Render every line of the rows below as a two-column Markdown table headed No. and Line. Put each line's running number under No. and the line under Line, and skip blank lines.

◆ **Raw data**:
** start **

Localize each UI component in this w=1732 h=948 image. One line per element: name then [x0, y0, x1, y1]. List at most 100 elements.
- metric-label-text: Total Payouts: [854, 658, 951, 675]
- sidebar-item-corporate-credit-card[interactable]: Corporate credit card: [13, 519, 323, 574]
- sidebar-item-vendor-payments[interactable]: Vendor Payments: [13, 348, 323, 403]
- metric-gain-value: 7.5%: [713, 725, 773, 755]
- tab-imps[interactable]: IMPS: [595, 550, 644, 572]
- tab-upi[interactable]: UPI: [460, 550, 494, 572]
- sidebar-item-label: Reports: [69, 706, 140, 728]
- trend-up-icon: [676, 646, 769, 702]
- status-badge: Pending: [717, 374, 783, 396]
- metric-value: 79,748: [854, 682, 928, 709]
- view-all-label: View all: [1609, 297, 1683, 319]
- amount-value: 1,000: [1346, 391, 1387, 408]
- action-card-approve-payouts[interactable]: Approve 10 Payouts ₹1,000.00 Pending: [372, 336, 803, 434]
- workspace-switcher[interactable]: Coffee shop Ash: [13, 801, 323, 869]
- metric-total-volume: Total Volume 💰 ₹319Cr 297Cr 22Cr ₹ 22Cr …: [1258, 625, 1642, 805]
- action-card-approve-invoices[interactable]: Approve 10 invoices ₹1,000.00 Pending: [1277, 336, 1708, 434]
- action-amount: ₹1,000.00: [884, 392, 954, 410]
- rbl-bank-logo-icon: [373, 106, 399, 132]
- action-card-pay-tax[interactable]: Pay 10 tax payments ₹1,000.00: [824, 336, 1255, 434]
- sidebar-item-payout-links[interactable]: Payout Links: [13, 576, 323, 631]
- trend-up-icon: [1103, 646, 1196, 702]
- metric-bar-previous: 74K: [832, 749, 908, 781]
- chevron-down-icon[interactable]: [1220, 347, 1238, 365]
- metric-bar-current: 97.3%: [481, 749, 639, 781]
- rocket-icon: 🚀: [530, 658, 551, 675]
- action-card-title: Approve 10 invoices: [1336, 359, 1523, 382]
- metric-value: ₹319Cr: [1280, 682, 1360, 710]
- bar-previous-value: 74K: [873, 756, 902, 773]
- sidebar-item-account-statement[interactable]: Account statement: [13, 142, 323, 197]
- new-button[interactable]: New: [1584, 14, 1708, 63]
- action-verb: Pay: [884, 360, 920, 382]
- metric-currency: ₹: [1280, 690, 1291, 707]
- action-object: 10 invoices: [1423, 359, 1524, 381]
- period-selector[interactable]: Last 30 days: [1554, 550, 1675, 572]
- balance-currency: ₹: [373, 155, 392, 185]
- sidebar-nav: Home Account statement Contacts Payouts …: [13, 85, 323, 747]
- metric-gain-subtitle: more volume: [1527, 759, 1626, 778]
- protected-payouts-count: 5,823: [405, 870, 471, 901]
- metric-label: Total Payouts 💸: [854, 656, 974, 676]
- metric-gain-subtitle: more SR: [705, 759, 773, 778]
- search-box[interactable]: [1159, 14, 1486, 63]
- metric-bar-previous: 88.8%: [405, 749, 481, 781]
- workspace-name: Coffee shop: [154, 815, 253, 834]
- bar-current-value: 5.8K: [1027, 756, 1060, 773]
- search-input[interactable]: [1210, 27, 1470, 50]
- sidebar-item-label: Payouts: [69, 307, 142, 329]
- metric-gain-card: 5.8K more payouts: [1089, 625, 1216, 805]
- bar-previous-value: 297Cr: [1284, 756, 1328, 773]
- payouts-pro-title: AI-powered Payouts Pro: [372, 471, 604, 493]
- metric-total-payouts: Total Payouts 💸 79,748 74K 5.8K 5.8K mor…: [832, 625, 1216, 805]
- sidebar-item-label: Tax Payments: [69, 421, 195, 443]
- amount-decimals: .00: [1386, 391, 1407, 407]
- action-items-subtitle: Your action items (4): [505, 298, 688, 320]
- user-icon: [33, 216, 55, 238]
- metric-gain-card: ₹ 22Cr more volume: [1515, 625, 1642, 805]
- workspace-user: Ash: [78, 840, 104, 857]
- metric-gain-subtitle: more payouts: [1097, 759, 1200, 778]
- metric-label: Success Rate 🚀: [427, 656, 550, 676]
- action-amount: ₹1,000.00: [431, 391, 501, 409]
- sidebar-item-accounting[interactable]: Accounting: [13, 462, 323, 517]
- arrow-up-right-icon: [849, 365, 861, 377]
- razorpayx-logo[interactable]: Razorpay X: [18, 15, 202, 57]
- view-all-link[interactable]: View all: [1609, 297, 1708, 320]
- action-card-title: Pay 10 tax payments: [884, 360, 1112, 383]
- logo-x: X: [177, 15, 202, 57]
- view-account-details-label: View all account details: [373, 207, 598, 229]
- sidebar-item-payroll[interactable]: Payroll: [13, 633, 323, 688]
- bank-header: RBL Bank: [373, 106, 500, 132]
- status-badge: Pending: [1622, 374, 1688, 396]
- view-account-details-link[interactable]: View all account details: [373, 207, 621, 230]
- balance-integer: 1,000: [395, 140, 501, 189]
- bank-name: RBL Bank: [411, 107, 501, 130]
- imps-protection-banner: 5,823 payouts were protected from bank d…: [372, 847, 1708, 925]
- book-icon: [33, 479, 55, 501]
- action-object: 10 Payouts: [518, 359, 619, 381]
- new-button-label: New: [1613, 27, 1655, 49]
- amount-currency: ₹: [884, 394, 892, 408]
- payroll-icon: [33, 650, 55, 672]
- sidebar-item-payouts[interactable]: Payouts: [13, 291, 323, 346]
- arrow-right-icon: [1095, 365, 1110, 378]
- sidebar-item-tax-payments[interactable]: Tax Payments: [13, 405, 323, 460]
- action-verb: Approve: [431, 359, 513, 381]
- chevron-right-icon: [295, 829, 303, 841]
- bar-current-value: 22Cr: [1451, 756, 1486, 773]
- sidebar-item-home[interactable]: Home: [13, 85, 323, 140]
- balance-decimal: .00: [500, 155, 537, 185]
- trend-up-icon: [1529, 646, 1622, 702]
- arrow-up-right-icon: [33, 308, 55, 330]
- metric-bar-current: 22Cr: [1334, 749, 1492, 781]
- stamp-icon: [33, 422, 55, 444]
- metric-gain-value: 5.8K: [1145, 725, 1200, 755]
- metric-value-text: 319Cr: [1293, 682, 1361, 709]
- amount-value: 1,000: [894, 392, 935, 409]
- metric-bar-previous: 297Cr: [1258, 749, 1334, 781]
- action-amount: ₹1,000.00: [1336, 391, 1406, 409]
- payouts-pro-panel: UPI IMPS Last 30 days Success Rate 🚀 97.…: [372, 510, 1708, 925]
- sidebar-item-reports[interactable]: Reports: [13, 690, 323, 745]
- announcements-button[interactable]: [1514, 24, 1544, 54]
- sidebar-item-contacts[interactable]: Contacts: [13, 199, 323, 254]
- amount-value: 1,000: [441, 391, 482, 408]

** end **

◆ **Complete response**:
| No. | Line |
|---|---|
| 1 | Localize each UI component in this w=1732 h=948 image. One line per element: name then [x0, y0, x1, y1]. List at most 100 elements. |
| 2 | - metric-label-text: Total Payouts: [854, 658, 951, 675] |
| 3 | - sidebar-item-corporate-credit-card[interactable]: Corporate credit card: [13, 519, 323, 574] |
| 4 | - sidebar-item-vendor-payments[interactable]: Vendor Payments: [13, 348, 323, 403] |
| 5 | - metric-gain-value: 7.5%: [713, 725, 773, 755] |
| 6 | - tab-imps[interactable]: IMPS: [595, 550, 644, 572] |
| 7 | - tab-upi[interactable]: UPI: [460, 550, 494, 572] |
| 8 | - sidebar-item-label: Reports: [69, 706, 140, 728] |
| 9 | - trend-up-icon: [676, 646, 769, 702] |
| 10 | - status-badge: Pending: [717, 374, 783, 396] |
| 11 | - metric-value: 79,748: [854, 682, 928, 709] |
| 12 | - view-all-label: View all: [1609, 297, 1683, 319] |
| 13 | - amount-value: 1,000: [1346, 391, 1387, 408] |
| 14 | - action-card-approve-payouts[interactable]: Approve 10 Payouts ₹1,000.00 Pending: [372, 336, 803, 434] |
| 15 | - workspace-switcher[interactable]: Coffee shop Ash: [13, 801, 323, 869] |
| 16 | - metric-total-volume: Total Volume 💰 ₹319Cr 297Cr 22Cr ₹ 22Cr …: [1258, 625, 1642, 805] |
| 17 | - action-card-approve-invoices[interactable]: Approve 10 invoices ₹1,000.00 Pending: [1277, 336, 1708, 434] |
| 18 | - action-amount: ₹1,000.00: [884, 392, 954, 410] |
| 19 | - rbl-bank-logo-icon: [373, 106, 399, 132] |
| 20 | - action-card-pay-tax[interactable]: Pay 10 tax payments ₹1,000.00: [824, 336, 1255, 434] |
| 21 | - sidebar-item-payout-links[interactable]: Payout Links: [13, 576, 323, 631] |
| 22 | - trend-up-icon: [1103, 646, 1196, 702] |
| 23 | - metric-bar-previous: 74K: [832, 749, 908, 781] |
| 24 | - chevron-down-icon[interactable]: [1220, 347, 1238, 365] |
| 25 | - metric-bar-current: 97.3%: [481, 749, 639, 781] |
| 26 | - rocket-icon: 🚀: [530, 658, 551, 675] |
| 27 | - action-card-title: Approve 10 invoices: [1336, 359, 1523, 382] |
| 28 | - metric-value: ₹319Cr: [1280, 682, 1360, 710] |
| 29 | - bar-previous-value: 74K: [873, 756, 902, 773] |
| 30 | - sidebar-item-account-statement[interactable]: Account statement: [13, 142, 323, 197] |
| 31 | - new-button[interactable]: New: [1584, 14, 1708, 63] |
| 32 | - action-verb: Pay: [884, 360, 920, 382] |
| 33 | - metric-currency: ₹: [1280, 690, 1291, 707] |
| 34 | - action-object: 10 invoices: [1423, 359, 1524, 381] |
| 35 | - period-selector[interactable]: Last 30 days: [1554, 550, 1675, 572] |
| 36 | - balance-currency: ₹: [373, 155, 392, 185] |
| 37 | - sidebar-nav: Home Account statement Contacts Payouts …: [13, 85, 323, 747] |
| 38 | - metric-gain-subtitle: more volume: [1527, 759, 1626, 778] |
| 39 | - protected-payouts-count: 5,823: [405, 870, 471, 901] |
| 40 | - metric-label: Total Payouts 💸: [854, 656, 974, 676] |
| 41 | - metric-gain-subtitle: more SR: [705, 759, 773, 778] |
| 42 | - search-box[interactable]: [1159, 14, 1486, 63] |
| 43 | - metric-bar-previous: 88.8%: [405, 749, 481, 781] |
| 44 | - workspace-name: Coffee shop: [154, 815, 253, 834] |
| 45 | - bar-current-value: 5.8K: [1027, 756, 1060, 773] |
| 46 | - search-input[interactable]: [1210, 27, 1470, 50] |
| 47 | - sidebar-item-label: Payouts: [69, 307, 142, 329] |
| 48 | - metric-gain-card: 5.8K more payouts: [1089, 625, 1216, 805] |
| 49 | - bar-previous-value: 297Cr: [1284, 756, 1328, 773] |
| 50 | - payouts-pro-title: AI-powered Payouts Pro: [372, 471, 604, 493] |
| 51 | - metric-total-payouts: Total Payouts 💸 79,748 74K 5.8K 5.8K mor…: [832, 625, 1216, 805] |
| 52 | - sidebar-item-label: Tax Payments: [69, 421, 195, 443] |
| 53 | - amount-decimals: .00: [1386, 391, 1407, 407] |
| 54 | - action-items-subtitle: Your action items (4): [505, 298, 688, 320] |
| 55 | - user-icon: [33, 216, 55, 238] |
| 56 | - metric-gain-card: ₹ 22Cr more volume: [1515, 625, 1642, 805] |
| 57 | - workspace-user: Ash: [78, 840, 104, 857] |
| 58 | - metric-gain-subtitle: more payouts: [1097, 759, 1200, 778] |
| 59 | - metric-label: Success Rate 🚀: [427, 656, 550, 676] |
| 60 | - action-amount: ₹1,000.00: [431, 391, 501, 409] |
| 61 | - sidebar-item-accounting[interactable]: Accounting: [13, 462, 323, 517] |
| 62 | - arrow-up-right-icon: [849, 365, 861, 377] |
| 63 | - razorpayx-logo[interactable]: Razorpay X: [18, 15, 202, 57] |
| 64 | - view-all-link[interactable]: View all: [1609, 297, 1708, 320] |
| 65 | - action-card-title: Pay 10 tax payments: [884, 360, 1112, 383] |
| 66 | - logo-x: X: [177, 15, 202, 57] |
| 67 | - view-account-details-label: View all account details: [373, 207, 598, 229] |
| 68 | - sidebar-item-payroll[interactable]: Payroll: [13, 633, 323, 688] |
| 69 | - bank-header: RBL Bank: [373, 106, 500, 132] |
| 70 | - status-badge: Pending: [1622, 374, 1688, 396] |
| 71 | - view-account-details-link[interactable]: View all account details: [373, 207, 621, 230] |
| 72 | - balance-integer: 1,000: [395, 140, 501, 189] |
| 73 | - bank-name: RBL Bank: [411, 107, 501, 130] |
| 74 | - imps-protection-banner: 5,823 payouts were protected from bank d…: [372, 847, 1708, 925] |
| 75 | - book-icon: [33, 479, 55, 501] |
| 76 | - action-object: 10 Payouts: [518, 359, 619, 381] |
| 77 | - new-button-label: New: [1613, 27, 1655, 49] |
| 78 | - amount-currency: ₹: [884, 394, 892, 408] |
| 79 | - payroll-icon: [33, 650, 55, 672] |
| 80 | - sidebar-item-payouts[interactable]: Payouts: [13, 291, 323, 346] |
| 81 | - arrow-right-icon: [1095, 365, 1110, 378] |
| 82 | - sidebar-item-tax-payments[interactable]: Tax Payments: [13, 405, 323, 460] |
| 83 | - action-verb: Approve: [431, 359, 513, 381] |
| 84 | - chevron-right-icon: [295, 829, 303, 841] |
| 85 | - bar-current-value: 22Cr: [1451, 756, 1486, 773] |
| 86 | - sidebar-item-home[interactable]: Home: [13, 85, 323, 140] |
| 87 | - balance-decimal: .00: [500, 155, 537, 185] |
| 88 | - trend-up-icon: [1529, 646, 1622, 702] |
| 89 | - arrow-up-right-icon: [33, 308, 55, 330] |
| 90 | - metric-bar-current: 22Cr: [1334, 749, 1492, 781] |
| 91 | - stamp-icon: [33, 422, 55, 444] |
| 92 | - metric-gain-value: 5.8K: [1145, 725, 1200, 755] |
| 93 | - metric-value-text: 319Cr: [1293, 682, 1361, 709] |
| 94 | - amount-value: 1,000: [894, 392, 935, 409] |
| 95 | - metric-bar-previous: 297Cr: [1258, 749, 1334, 781] |
| 96 | - action-amount: ₹1,000.00: [1336, 391, 1406, 409] |
| 97 | - payouts-pro-panel: UPI IMPS Last 30 days Success Rate 🚀 97.…: [372, 510, 1708, 925] |
| 98 | - sidebar-item-reports[interactable]: Reports: [13, 690, 323, 745] |
| 99 | - announcements-button[interactable]: [1514, 24, 1544, 54] |
| 100 | - sidebar-item-contacts[interactable]: Contacts: [13, 199, 323, 254] |
| 101 | - amount-value: 1,000: [441, 391, 482, 408] |